##### DATASET EXCERPTS #####

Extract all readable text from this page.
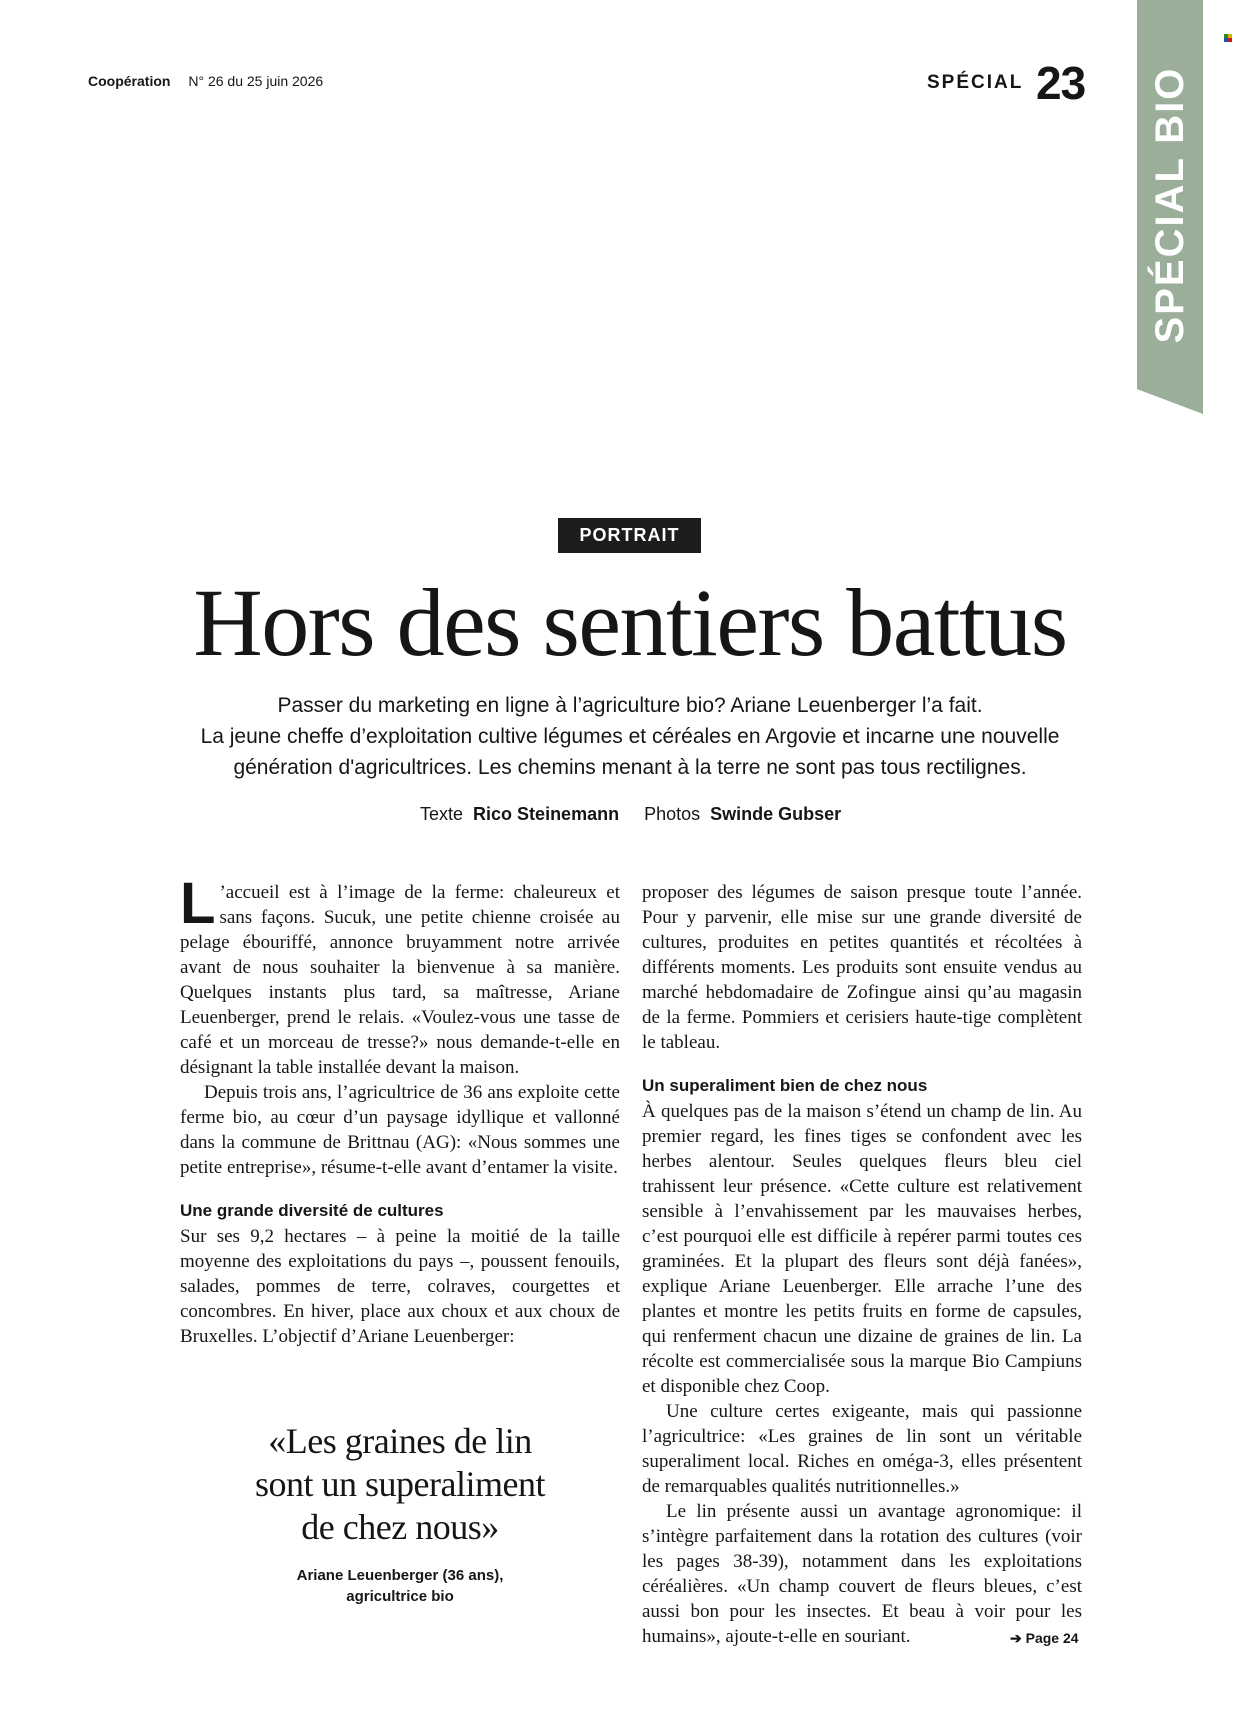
Coopération N° 26 du 25 juin 2026	SPÉCIAL 23 SPÉCIAL BIO
PORTRAIT
Hors des sentiers battus

Passer du marketing en ligne à l’agriculture bio? Ariane Leuenberger l’a fait.

La jeune cheffe d’exploitation cultive légumes et céréales en Argovie et incarne une nouvelle

génération d'agricultrices. Les chemins menant à la terre ne sont pas tous rectilignes.

Texte Rico Steinemann Photos Swinde Gubser

L ’accueil est à l’image de la ferme: chaleureux et sans façons. Sucuk, une petite chienne croisée au pelage ébouriffé, annonce bruyamment notre arrivée avant de nous souhaiter la bienvenue à sa manière. Quelques instants plus tard, sa maîtresse, Ariane Leuenberger, prend le relais. «Voulez-vous une tasse de café et un morceau de tresse?» nous demande-t-elle en désignant la table installée devant la maison.

Depuis trois ans, l’agricultrice de 36 ans exploite cette ferme bio, au cœur d’un paysage idyllique et vallonné dans la commune de Brittnau (AG): «Nous sommes une petite entreprise», résume-t-elle avant d’entamer la visite.

Une grande diversité de cultures

Sur ses 9,2 hectares – à peine la moitié de la taille moyenne des exploitations du pays –, poussent fenouils, salades, pommes de terre, colraves, courgettes et concombres. En hiver, place aux choux et aux choux de Bruxelles. L’objectif d’Ariane Leuenberger:

«Les graines de lin
sont un superaliment
de chez nous»
Ariane Leuenberger (36 ans),
agricultrice bio

proposer des légumes de saison presque toute l’année. Pour y parvenir, elle mise sur une grande diversité de cultures, produites en petites quantités et récoltées à différents moments. Les produits sont ensuite vendus au marché hebdomadaire de Zofingue ainsi qu’au magasin de la ferme. Pommiers et cerisiers haute-tige complètent le tableau.

Un superaliment bien de chez nous

À quelques pas de la maison s’étend un champ de lin. Au premier regard, les fines tiges se confondent avec les herbes alentour. Seules quelques fleurs bleu ciel trahissent leur présence. «Cette culture est relativement sensible à l’envahissement par les mauvaises herbes, c’est pourquoi elle est difficile à repérer parmi toutes ces graminées. Et la plupart des fleurs sont déjà fanées», explique Ariane Leuenberger. Elle arrache l’une des plantes et montre les petits fruits en forme de capsules, qui renferment chacun une dizaine de graines de lin. La récolte est commercialisée sous la marque Bio Campiuns et disponible chez Coop.

Une culture certes exigeante, mais qui passionne l’agricultrice: «Les graines de lin sont un véritable superaliment local. Riches en oméga-3, elles présentent de remarquables qualités nutritionnelles.»

Le lin présente aussi un avantage agronomique: il s’intègre parfaitement dans la rotation des cultures (voir les pages 38-39), notamment dans les exploitations céréalières. «Un champ couvert de fleurs bleues, c’est aussi bon pour les insectes. Et beau à voir pour les humains», ajoute-t-elle en souriant.	➔ Page 24
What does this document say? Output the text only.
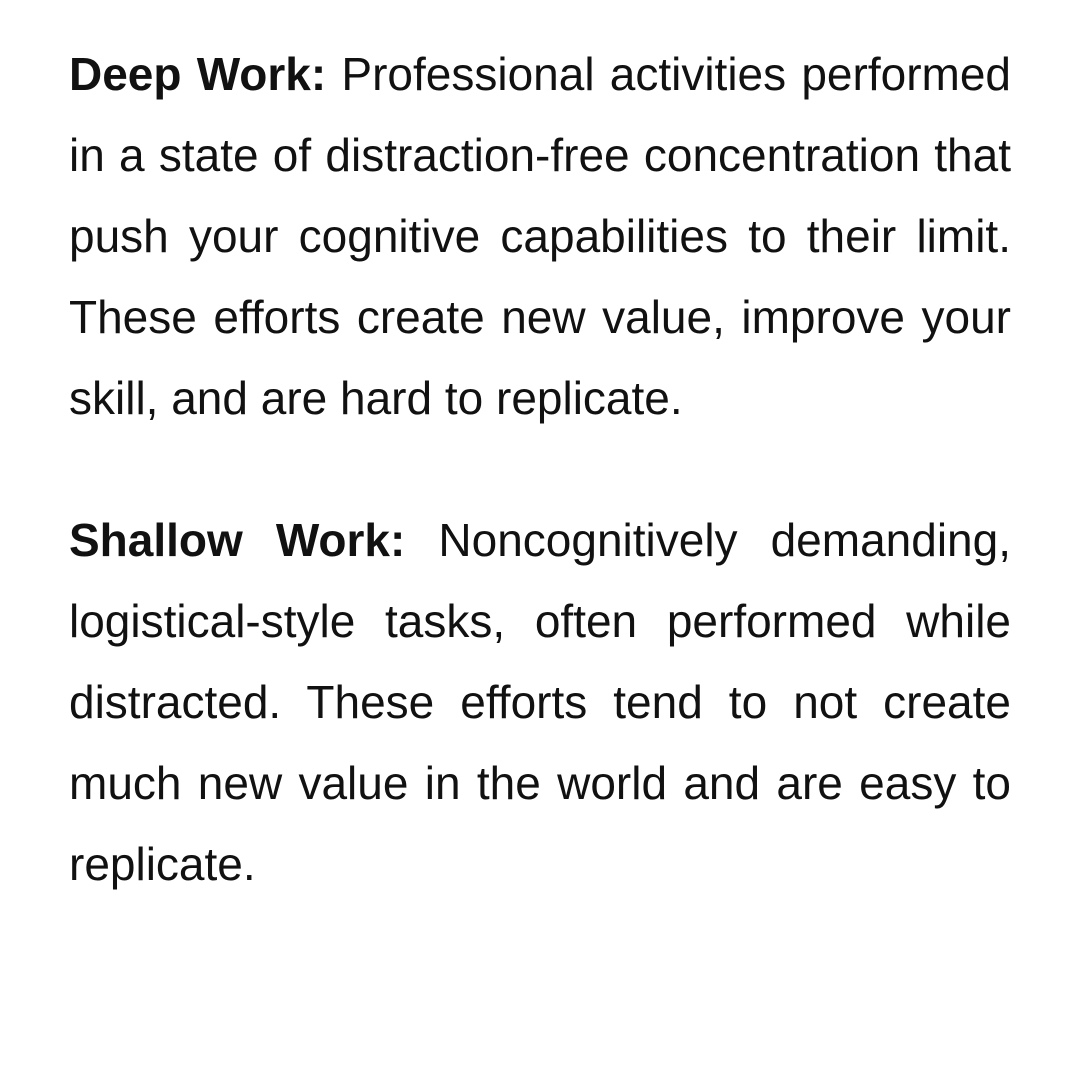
Deep Work: Professional activities performed in a state of distraction-free concentration that push your cognitive capabilities to their limit. These efforts create new value, improve your skill, and are hard to replicate.

Shallow Work: Noncognitively demanding, logistical-style tasks, often performed while distracted. These efforts tend to not create much new value in the world and are easy to replicate.
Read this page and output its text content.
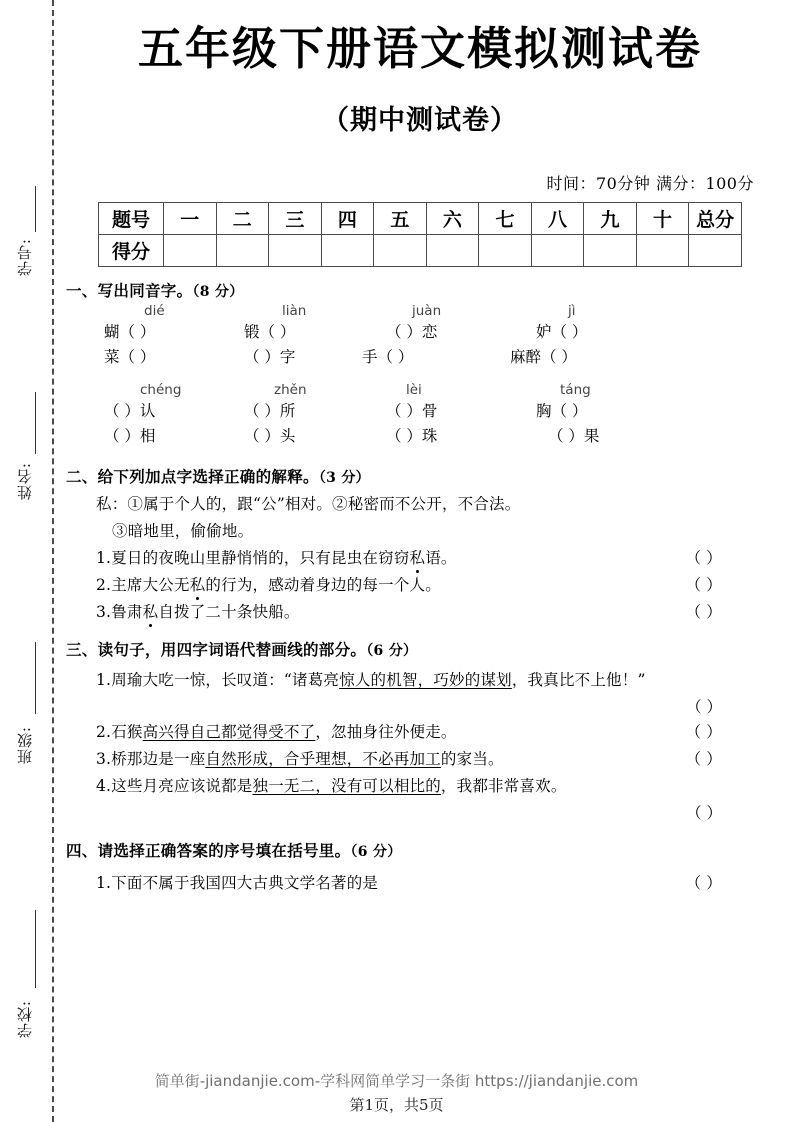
学号:
姓名:
班级:
学校:
五年级下册语文模拟测试卷
（期中测试卷）
时间：70分钟 满分：100分
题号	一	二	三	四	五	六	七	八	九	十	总分
得分											
一、写出同音字。（8 分）
dié	liàn	juàn	jì
蝴（ ）	锻（ ）	（ ）恋	妒（ ）
菜（ ）	（ ）字	手（ ）	麻醉（ ）
chéng	zhěn	lèi	táng
（ ）认	（ ）所	（ ）骨	胸（ ）
（ ）相	（ ）头	（ ）珠	（ ）果
二、给下列加点字选择正确的解释。（3 分）
私：①属于个人的，跟“公”相对。②秘密而不公开，不合法。
③暗地里，偷偷地。
1.夏日的夜晚山里静悄悄的，只有昆虫在窃窃私语。	（ ）
2.主席大公无私的行为，感动着身边的每一个人。	（ ）
3.鲁肃私自拨了二十条快船。	（ ）
三、读句子，用四字词语代替画线的部分。（6 分）
1.周瑜大吃一惊，长叹道：“诸葛亮惊人的机智，巧妙的谋划，我真比不上他！”
（ ）
2.石猴高兴得自己都觉得受不了，忽抽身往外便走。	（ ）
3.桥那边是一座自然形成，合乎理想，不必再加工的家当。	（ ）
4.这些月亮应该说都是独一无二，没有可以相比的，我都非常喜欢。
（ ）
四、请选择正确答案的序号填在括号里。（6 分）
1.下面不属于我国四大古典文学名著的是	（ ）
简单街-jiandanjie.com-学科网简单学习一条街 https://jiandanjie.com
第1页，共5页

#####

→ **YOUR TASK**
Omit the pictures, and quote the material above exactly as given.

→ **SOLUTION**
Extract all readable text from this page.
Coopération N° 26 du 25 juin 2026	SPÉCIAL 23 SPÉCIAL BIO
PORTRAIT
Hors des sentiers battus

Passer du marketing en ligne à l’agriculture bio? Ariane Leuenberger l’a fait.

La jeune cheffe d’exploitation cultive légumes et céréales en Argovie et incarne une nouvelle

génération d'agricultrices. Les chemins menant à la terre ne sont pas tous rectilignes.

Texte Rico Steinemann Photos Swinde Gubser

L ’accueil est à l’image de la ferme: chaleureux et sans façons. Sucuk, une petite chienne croisée au pelage ébouriffé, annonce bruyamment notre arrivée avant de nous souhaiter la bienvenue à sa manière. Quelques instants plus tard, sa maîtresse, Ariane Leuenberger, prend le relais. «Voulez-vous une tasse de café et un morceau de tresse?» nous demande-t-elle en désignant la table installée devant la maison.

Depuis trois ans, l’agricultrice de 36 ans exploite cette ferme bio, au cœur d’un paysage idyllique et vallonné dans la commune de Brittnau (AG): «Nous sommes une petite entreprise», résume-t-elle avant d’entamer la visite.

Une grande diversité de cultures

Sur ses 9,2 hectares – à peine la moitié de la taille moyenne des exploitations du pays –, poussent fenouils, salades, pommes de terre, colraves, courgettes et concombres. En hiver, place aux choux et aux choux de Bruxelles. L’objectif d’Ariane Leuenberger:

«Les graines de lin
sont un superaliment
de chez nous»
Ariane Leuenberger (36 ans),
agricultrice bio

proposer des légumes de saison presque toute l’année. Pour y parvenir, elle mise sur une grande diversité de cultures, produites en petites quantités et récoltées à différents moments. Les produits sont ensuite vendus au marché hebdomadaire de Zofingue ainsi qu’au magasin de la ferme. Pommiers et cerisiers haute-tige complètent le tableau.

Un superaliment bien de chez nous

À quelques pas de la maison s’étend un champ de lin. Au premier regard, les fines tiges se confondent avec les herbes alentour. Seules quelques fleurs bleu ciel trahissent leur présence. «Cette culture est relativement sensible à l’envahissement par les mauvaises herbes, c’est pourquoi elle est difficile à repérer parmi toutes ces graminées. Et la plupart des fleurs sont déjà fanées», explique Ariane Leuenberger. Elle arrache l’une des plantes et montre les petits fruits en forme de capsules, qui renferment chacun une dizaine de graines de lin. La récolte est commercialisée sous la marque Bio Campiuns et disponible chez Coop.

Une culture certes exigeante, mais qui passionne l’agricultrice: «Les graines de lin sont un véritable superaliment local. Riches en oméga-3, elles présentent de remarquables qualités nutritionnelles.»

Le lin présente aussi un avantage agronomique: il s’intègre parfaitement dans la rotation des cultures (voir les pages 38-39), notamment dans les exploitations céréalières. «Un champ couvert de fleurs bleues, c’est aussi bon pour les insectes. Et beau à voir pour les humains», ajoute-t-elle en souriant.	➔ Page 24
What does this document say? Output the text only.
Deep Work: Professional activities performed in a state of distraction-free concentration that push your cognitive capabilities to their limit. These efforts create new value, improve your skill, and are hard to replicate.

Shallow Work: Noncognitively demanding, logistical-style tasks, often performed while distracted. These efforts tend to not create much new value in the world and are easy to replicate.
Read this page and output its text content.
学号:
姓名:
班级:
学校:
五年级下册语文模拟测试卷
（期中测试卷）
时间：70分钟 满分：100分
题号	一	二	三	四	五	六	七	八	九	十	总分
得分											
一、写出同音字。（8 分）
dié	liàn	juàn	jì
蝴（ ）	锻（ ）	（ ）恋	妒（ ）
菜（ ）	（ ）字	手（ ）	麻醉（ ）
chéng	zhěn	lèi	táng
（ ）认	（ ）所	（ ）骨	胸（ ）
（ ）相	（ ）头	（ ）珠	（ ）果
二、给下列加点字选择正确的解释。（3 分）
私：①属于个人的，跟“公”相对。②秘密而不公开，不合法。
③暗地里，偷偷地。
1.夏日的夜晚山里静悄悄的，只有昆虫在窃窃私语。	（ ）
2.主席大公无私的行为，感动着身边的每一个人。	（ ）
3.鲁肃私自拨了二十条快船。	（ ）
三、读句子，用四字词语代替画线的部分。（6 分）
1.周瑜大吃一惊，长叹道：“诸葛亮惊人的机智，巧妙的谋划，我真比不上他！”
（ ）
2.石猴高兴得自己都觉得受不了，忽抽身往外便走。	（ ）
3.桥那边是一座自然形成，合乎理想，不必再加工的家当。	（ ）
4.这些月亮应该说都是独一无二，没有可以相比的，我都非常喜欢。
（ ）
四、请选择正确答案的序号填在括号里。（6 分）
1.下面不属于我国四大古典文学名著的是	（ ）
简单街-jiandanjie.com-学科网简单学习一条街 https://jiandanjie.com
第1页，共5页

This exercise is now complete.